### Dataset rows
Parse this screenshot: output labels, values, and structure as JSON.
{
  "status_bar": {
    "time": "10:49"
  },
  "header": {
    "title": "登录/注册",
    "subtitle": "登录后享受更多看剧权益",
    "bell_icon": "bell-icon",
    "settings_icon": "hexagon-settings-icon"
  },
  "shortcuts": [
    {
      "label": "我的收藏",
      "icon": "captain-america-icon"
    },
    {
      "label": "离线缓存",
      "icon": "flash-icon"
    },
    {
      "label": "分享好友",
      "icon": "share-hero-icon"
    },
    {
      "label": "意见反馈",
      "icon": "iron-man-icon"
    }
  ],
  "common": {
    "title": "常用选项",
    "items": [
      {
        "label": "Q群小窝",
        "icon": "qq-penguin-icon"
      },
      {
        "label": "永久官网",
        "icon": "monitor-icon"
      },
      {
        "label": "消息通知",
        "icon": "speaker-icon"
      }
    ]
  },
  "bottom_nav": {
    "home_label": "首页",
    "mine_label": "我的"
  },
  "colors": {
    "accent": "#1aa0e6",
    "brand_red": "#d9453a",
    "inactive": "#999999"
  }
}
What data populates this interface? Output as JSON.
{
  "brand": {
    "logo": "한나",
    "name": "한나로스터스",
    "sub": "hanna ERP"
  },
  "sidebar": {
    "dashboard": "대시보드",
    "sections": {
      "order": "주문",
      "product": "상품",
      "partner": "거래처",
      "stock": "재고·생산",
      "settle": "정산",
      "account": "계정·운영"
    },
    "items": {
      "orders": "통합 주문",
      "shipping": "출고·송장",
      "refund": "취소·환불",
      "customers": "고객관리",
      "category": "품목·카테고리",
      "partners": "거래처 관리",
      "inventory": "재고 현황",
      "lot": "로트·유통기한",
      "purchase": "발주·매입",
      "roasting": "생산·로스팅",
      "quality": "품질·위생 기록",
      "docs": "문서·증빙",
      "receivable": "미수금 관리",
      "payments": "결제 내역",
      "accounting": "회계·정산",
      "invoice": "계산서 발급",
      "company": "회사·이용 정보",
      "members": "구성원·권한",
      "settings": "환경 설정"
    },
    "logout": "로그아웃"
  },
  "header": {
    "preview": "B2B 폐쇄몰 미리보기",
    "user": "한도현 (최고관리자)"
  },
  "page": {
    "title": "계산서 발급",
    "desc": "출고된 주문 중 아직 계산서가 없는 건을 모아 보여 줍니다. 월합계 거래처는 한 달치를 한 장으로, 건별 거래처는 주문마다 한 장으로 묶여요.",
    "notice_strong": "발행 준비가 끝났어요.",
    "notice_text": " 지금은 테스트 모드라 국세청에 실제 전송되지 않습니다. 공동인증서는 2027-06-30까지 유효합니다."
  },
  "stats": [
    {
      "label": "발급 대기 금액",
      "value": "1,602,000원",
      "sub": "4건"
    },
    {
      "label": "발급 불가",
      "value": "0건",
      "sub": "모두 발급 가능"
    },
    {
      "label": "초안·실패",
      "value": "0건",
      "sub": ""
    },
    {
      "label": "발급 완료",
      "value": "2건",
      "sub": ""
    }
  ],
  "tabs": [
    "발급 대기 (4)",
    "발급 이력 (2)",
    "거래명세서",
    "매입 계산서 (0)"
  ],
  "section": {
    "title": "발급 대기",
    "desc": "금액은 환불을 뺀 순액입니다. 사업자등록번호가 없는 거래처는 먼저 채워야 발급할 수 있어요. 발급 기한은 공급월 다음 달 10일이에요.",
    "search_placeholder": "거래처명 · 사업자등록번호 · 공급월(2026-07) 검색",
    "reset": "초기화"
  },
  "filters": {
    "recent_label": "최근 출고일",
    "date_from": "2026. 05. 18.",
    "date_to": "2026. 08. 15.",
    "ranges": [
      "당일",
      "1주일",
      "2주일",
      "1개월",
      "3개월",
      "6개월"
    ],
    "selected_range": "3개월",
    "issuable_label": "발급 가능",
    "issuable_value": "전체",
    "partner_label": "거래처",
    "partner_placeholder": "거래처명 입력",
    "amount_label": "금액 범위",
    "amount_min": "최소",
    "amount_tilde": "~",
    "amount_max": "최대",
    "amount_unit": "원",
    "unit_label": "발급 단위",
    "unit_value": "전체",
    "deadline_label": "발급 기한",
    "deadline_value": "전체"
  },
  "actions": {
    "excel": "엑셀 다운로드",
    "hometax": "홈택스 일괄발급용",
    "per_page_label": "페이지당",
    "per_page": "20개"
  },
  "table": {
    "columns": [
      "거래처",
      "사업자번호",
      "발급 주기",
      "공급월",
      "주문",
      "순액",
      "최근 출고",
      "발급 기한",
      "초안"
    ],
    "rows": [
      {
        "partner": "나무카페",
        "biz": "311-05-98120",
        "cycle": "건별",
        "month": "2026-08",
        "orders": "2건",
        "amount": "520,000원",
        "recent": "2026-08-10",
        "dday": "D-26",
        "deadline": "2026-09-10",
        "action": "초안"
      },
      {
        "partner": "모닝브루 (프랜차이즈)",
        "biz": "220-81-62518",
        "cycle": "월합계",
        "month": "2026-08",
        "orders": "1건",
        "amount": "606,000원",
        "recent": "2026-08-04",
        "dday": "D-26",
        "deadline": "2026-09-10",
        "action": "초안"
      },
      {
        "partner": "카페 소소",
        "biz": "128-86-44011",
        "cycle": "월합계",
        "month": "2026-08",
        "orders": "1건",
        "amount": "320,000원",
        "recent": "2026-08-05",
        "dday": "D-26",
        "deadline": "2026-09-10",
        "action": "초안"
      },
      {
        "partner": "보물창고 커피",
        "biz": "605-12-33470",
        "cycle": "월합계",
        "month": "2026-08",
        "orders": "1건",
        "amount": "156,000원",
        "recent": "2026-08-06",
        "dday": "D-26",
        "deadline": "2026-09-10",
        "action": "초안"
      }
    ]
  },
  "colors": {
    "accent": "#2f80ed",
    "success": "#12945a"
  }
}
######
• [Task statement]
Copy out each record exactly as given, omitting none.

• [In response]
Parse this screenshot: output labels, values, and structure as JSON.
{
  "status_bar": {
    "time": "10:49"
  },
  "header": {
    "title": "登录/注册",
    "subtitle": "登录后享受更多看剧权益",
    "bell_icon": "bell-icon",
    "settings_icon": "hexagon-settings-icon"
  },
  "shortcuts": [
    {
      "label": "我的收藏",
      "icon": "captain-america-icon"
    },
    {
      "label": "离线缓存",
      "icon": "flash-icon"
    },
    {
      "label": "分享好友",
      "icon": "share-hero-icon"
    },
    {
      "label": "意见反馈",
      "icon": "iron-man-icon"
    }
  ],
  "common": {
    "title": "常用选项",
    "items": [
      {
        "label": "Q群小窝",
        "icon": "qq-penguin-icon"
      },
      {
        "label": "永久官网",
        "icon": "monitor-icon"
      },
      {
        "label": "消息通知",
        "icon": "speaker-icon"
      }
    ]
  },
  "bottom_nav": {
    "home_label": "首页",
    "mine_label": "我的"
  },
  "colors": {
    "accent": "#1aa0e6",
    "brand_red": "#d9453a",
    "inactive": "#999999"
  }
}
What data populates this interface? Output as JSON.
{
  "brand": {
    "logo": "한나",
    "name": "한나로스터스",
    "sub": "hanna ERP"
  },
  "sidebar": {
    "dashboard": "대시보드",
    "sections": {
      "order": "주문",
      "product": "상품",
      "partner": "거래처",
      "stock": "재고·생산",
      "settle": "정산",
      "account": "계정·운영"
    },
    "items": {
      "orders": "통합 주문",
      "shipping": "출고·송장",
      "refund": "취소·환불",
      "customers": "고객관리",
      "category": "품목·카테고리",
      "partners": "거래처 관리",
      "inventory": "재고 현황",
      "lot": "로트·유통기한",
      "purchase": "발주·매입",
      "roasting": "생산·로스팅",
      "quality": "품질·위생 기록",
      "docs": "문서·증빙",
      "receivable": "미수금 관리",
      "payments": "결제 내역",
      "accounting": "회계·정산",
      "invoice": "계산서 발급",
      "company": "회사·이용 정보",
      "members": "구성원·권한",
      "settings": "환경 설정"
    },
    "logout": "로그아웃"
  },
  "header": {
    "preview": "B2B 폐쇄몰 미리보기",
    "user": "한도현 (최고관리자)"
  },
  "page": {
    "title": "계산서 발급",
    "desc": "출고된 주문 중 아직 계산서가 없는 건을 모아 보여 줍니다. 월합계 거래처는 한 달치를 한 장으로, 건별 거래처는 주문마다 한 장으로 묶여요.",
    "notice_strong": "발행 준비가 끝났어요.",
    "notice_text": " 지금은 테스트 모드라 국세청에 실제 전송되지 않습니다. 공동인증서는 2027-06-30까지 유효합니다."
  },
  "stats": [
    {
      "label": "발급 대기 금액",
      "value": "1,602,000원",
      "sub": "4건"
    },
    {
      "label": "발급 불가",
      "value": "0건",
      "sub": "모두 발급 가능"
    },
    {
      "label": "초안·실패",
      "value": "0건",
      "sub": ""
    },
    {
      "label": "발급 완료",
      "value": "2건",
      "sub": ""
    }
  ],
  "tabs": [
    "발급 대기 (4)",
    "발급 이력 (2)",
    "거래명세서",
    "매입 계산서 (0)"
  ],
  "section": {
    "title": "발급 대기",
    "desc": "금액은 환불을 뺀 순액입니다. 사업자등록번호가 없는 거래처는 먼저 채워야 발급할 수 있어요. 발급 기한은 공급월 다음 달 10일이에요.",
    "search_placeholder": "거래처명 · 사업자등록번호 · 공급월(2026-07) 검색",
    "reset": "초기화"
  },
  "filters": {
    "recent_label": "최근 출고일",
    "date_from": "2026. 05. 18.",
    "date_to": "2026. 08. 15.",
    "ranges": [
      "당일",
      "1주일",
      "2주일",
      "1개월",
      "3개월",
      "6개월"
    ],
    "selected_range": "3개월",
    "issuable_label": "발급 가능",
    "issuable_value": "전체",
    "partner_label": "거래처",
    "partner_placeholder": "거래처명 입력",
    "amount_label": "금액 범위",
    "amount_min": "최소",
    "amount_tilde": "~",
    "amount_max": "최대",
    "amount_unit": "원",
    "unit_label": "발급 단위",
    "unit_value": "전체",
    "deadline_label": "발급 기한",
    "deadline_value": "전체"
  },
  "actions": {
    "excel": "엑셀 다운로드",
    "hometax": "홈택스 일괄발급용",
    "per_page_label": "페이지당",
    "per_page": "20개"
  },
  "table": {
    "columns": [
      "거래처",
      "사업자번호",
      "발급 주기",
      "공급월",
      "주문",
      "순액",
      "최근 출고",
      "발급 기한",
      "초안"
    ],
    "rows": [
      {
        "partner": "나무카페",
        "biz": "311-05-98120",
        "cycle": "건별",
        "month": "2026-08",
        "orders": "2건",
        "amount": "520,000원",
        "recent": "2026-08-10",
        "dday": "D-26",
        "deadline": "2026-09-10",
        "action": "초안"
      },
      {
        "partner": "모닝브루 (프랜차이즈)",
        "biz": "220-81-62518",
        "cycle": "월합계",
        "month": "2026-08",
        "orders": "1건",
        "amount": "606,000원",
        "recent": "2026-08-04",
        "dday": "D-26",
        "deadline": "2026-09-10",
        "action": "초안"
      },
      {
        "partner": "카페 소소",
        "biz": "128-86-44011",
        "cycle": "월합계",
        "month": "2026-08",
        "orders": "1건",
        "amount": "320,000원",
        "recent": "2026-08-05",
        "dday": "D-26",
        "deadline": "2026-09-10",
        "action": "초안"
      },
      {
        "partner": "보물창고 커피",
        "biz": "605-12-33470",
        "cycle": "월합계",
        "month": "2026-08",
        "orders": "1건",
        "amount": "156,000원",
        "recent": "2026-08-06",
        "dday": "D-26",
        "deadline": "2026-09-10",
        "action": "초안"
      }
    ]
  },
  "colors": {
    "accent": "#2f80ed",
    "success": "#12945a"
  }
}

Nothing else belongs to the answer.